| Data listing |
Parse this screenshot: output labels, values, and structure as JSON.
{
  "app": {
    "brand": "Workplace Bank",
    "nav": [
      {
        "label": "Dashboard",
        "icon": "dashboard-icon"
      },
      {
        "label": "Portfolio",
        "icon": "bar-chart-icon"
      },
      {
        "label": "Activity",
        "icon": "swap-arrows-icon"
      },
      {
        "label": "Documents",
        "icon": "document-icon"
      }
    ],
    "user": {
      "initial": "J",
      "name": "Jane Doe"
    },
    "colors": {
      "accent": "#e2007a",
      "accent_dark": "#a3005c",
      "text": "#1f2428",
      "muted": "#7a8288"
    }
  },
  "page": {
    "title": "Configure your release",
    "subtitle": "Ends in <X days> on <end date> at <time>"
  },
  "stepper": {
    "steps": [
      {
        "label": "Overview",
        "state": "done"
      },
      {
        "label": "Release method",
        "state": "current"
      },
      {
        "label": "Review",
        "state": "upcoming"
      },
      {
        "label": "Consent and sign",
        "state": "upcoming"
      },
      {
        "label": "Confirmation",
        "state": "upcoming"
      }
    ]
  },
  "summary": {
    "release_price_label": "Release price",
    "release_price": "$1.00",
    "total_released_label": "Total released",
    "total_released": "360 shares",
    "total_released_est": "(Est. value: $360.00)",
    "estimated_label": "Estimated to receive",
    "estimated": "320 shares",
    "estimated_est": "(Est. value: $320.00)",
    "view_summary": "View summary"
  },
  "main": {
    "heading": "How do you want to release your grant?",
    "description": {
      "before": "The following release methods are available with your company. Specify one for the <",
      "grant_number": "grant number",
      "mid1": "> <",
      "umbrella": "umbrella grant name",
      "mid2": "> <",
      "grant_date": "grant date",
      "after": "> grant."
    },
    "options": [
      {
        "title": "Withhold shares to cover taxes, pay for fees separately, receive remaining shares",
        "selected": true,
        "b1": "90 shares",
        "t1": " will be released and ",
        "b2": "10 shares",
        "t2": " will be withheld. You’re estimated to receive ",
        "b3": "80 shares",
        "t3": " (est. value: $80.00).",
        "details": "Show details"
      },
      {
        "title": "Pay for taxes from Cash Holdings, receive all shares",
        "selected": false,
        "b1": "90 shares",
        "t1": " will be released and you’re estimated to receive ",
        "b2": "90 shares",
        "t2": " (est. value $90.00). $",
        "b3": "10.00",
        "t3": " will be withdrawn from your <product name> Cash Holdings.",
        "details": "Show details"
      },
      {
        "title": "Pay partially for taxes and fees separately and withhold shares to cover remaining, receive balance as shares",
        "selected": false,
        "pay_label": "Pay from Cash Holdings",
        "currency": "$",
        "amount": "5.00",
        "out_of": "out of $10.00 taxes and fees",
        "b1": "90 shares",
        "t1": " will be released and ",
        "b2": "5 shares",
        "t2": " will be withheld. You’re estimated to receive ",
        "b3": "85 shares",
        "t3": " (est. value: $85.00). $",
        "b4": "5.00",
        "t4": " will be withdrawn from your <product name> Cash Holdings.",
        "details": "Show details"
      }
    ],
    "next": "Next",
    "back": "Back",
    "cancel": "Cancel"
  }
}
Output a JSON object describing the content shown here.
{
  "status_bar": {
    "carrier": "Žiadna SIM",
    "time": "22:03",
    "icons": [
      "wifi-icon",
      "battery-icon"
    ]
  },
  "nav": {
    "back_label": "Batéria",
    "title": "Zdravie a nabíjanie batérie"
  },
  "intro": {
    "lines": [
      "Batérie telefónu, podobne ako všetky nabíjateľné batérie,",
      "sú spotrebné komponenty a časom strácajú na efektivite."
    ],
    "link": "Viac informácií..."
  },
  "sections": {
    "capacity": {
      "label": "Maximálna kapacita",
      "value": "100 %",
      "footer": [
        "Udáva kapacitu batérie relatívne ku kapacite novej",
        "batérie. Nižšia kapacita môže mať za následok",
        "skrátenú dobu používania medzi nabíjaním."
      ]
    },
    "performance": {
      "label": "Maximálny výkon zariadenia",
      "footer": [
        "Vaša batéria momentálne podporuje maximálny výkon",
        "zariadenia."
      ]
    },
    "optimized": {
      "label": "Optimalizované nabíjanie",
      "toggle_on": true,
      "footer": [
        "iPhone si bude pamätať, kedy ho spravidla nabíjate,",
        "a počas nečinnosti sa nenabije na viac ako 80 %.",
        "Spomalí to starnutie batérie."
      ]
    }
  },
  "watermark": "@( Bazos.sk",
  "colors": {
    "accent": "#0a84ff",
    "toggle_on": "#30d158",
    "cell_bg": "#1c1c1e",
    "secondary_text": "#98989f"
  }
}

| What this task involves |
Search the entries for the word "nabíjanie" and pick out every line that holds it.

| Solution |
    "title": "Zdravie a nabíjanie batérie"
      "label": "Optimalizované nabíjanie",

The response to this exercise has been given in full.